# CHALLENGE
Count every line of the material that holds the string "arrière". Respond with the total only.

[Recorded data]
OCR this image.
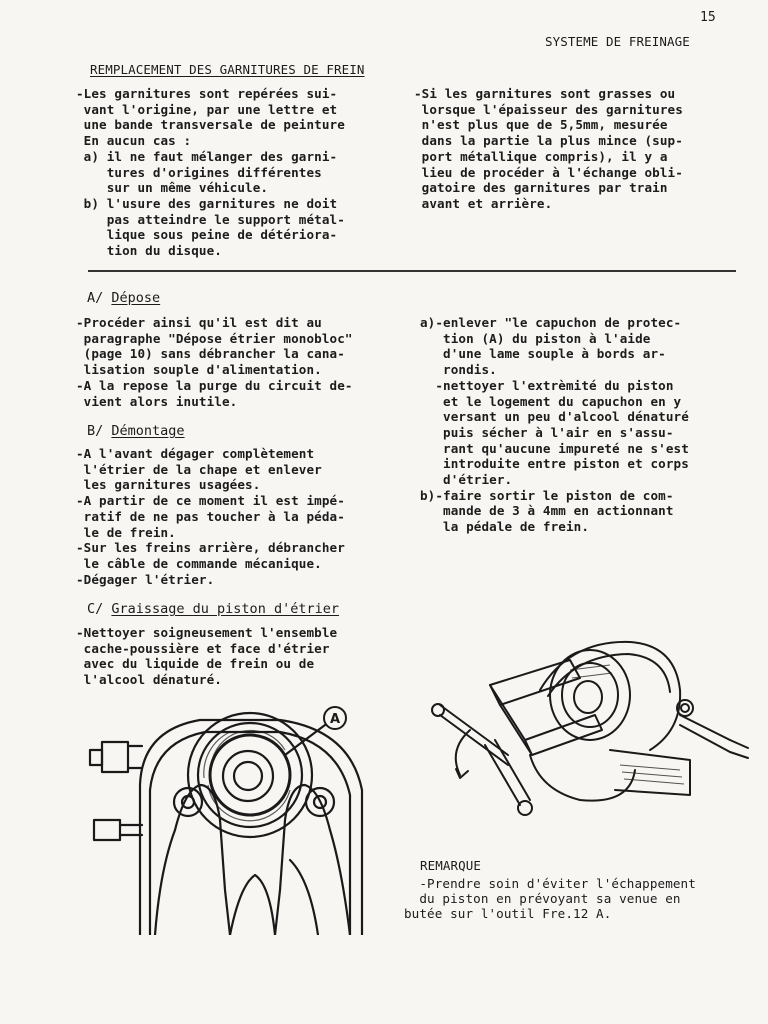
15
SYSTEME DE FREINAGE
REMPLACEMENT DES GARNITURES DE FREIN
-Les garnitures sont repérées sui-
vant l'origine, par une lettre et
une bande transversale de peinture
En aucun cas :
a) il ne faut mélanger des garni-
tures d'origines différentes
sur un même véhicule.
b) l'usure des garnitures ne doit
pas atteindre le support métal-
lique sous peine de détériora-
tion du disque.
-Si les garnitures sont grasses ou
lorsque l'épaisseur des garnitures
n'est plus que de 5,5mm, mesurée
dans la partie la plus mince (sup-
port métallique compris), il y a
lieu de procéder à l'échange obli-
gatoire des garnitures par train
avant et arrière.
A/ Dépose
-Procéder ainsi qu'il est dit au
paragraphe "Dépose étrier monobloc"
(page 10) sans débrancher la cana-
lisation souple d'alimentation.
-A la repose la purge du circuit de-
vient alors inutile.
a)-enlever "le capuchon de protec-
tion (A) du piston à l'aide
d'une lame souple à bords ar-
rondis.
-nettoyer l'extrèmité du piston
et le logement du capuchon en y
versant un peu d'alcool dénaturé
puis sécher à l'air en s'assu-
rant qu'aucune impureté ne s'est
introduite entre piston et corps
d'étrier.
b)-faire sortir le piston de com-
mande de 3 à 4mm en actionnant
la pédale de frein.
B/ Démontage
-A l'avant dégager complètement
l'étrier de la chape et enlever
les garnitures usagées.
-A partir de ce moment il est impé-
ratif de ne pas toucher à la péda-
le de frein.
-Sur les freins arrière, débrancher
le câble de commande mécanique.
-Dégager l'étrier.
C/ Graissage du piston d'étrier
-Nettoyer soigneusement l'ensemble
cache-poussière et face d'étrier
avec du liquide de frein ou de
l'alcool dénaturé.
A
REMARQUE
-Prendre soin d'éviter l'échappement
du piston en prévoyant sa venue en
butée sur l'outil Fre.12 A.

--

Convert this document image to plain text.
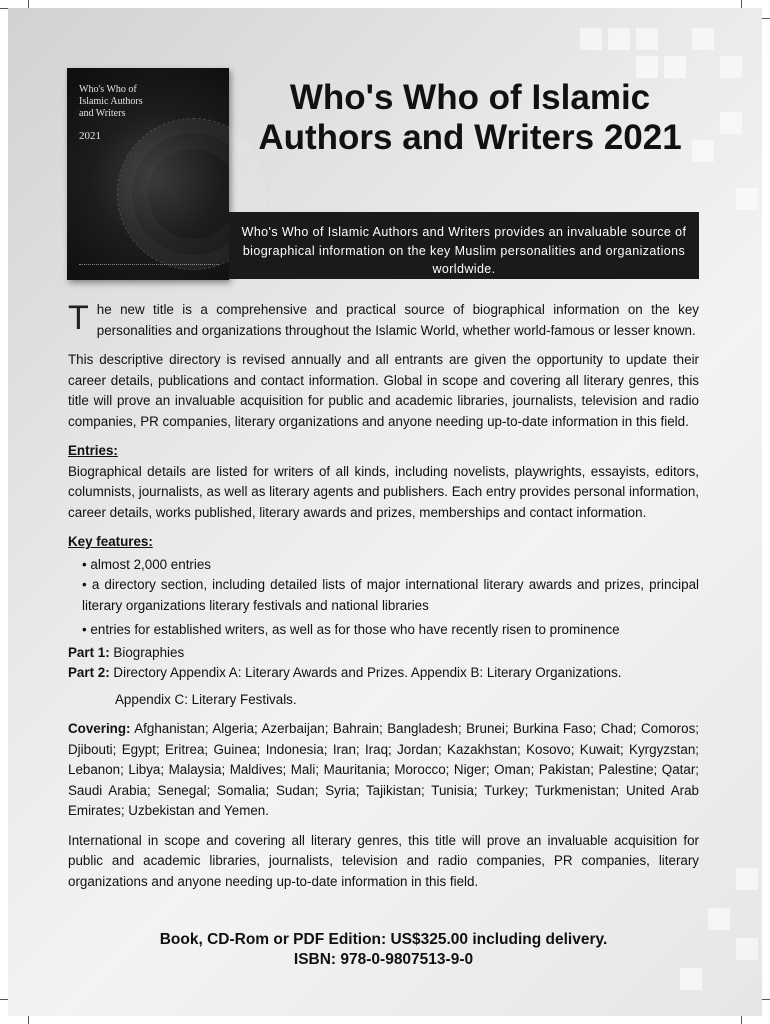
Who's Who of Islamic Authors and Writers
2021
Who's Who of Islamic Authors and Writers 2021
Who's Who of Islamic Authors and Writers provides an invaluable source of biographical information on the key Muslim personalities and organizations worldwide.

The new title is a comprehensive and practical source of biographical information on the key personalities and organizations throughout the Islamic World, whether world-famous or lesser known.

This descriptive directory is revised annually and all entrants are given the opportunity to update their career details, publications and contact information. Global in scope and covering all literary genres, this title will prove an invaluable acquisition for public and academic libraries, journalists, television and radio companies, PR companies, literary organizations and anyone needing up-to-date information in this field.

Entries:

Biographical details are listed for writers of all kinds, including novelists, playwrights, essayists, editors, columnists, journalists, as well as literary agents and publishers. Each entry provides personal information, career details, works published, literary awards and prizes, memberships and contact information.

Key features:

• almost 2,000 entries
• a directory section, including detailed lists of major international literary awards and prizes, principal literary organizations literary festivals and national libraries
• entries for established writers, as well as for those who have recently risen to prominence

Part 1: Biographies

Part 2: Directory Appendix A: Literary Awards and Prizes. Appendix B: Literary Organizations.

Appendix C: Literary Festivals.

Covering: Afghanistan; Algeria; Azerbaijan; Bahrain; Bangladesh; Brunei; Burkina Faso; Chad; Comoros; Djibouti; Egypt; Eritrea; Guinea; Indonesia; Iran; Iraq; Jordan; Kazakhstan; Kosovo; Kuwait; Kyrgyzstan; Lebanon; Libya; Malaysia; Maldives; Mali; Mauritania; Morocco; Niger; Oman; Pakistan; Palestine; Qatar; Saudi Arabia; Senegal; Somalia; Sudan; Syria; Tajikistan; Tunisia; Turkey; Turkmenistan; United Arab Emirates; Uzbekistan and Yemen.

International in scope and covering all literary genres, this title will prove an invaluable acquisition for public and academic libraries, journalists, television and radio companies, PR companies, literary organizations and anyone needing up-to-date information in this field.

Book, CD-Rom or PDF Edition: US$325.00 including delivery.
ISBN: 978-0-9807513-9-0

# THE SOLUTION
2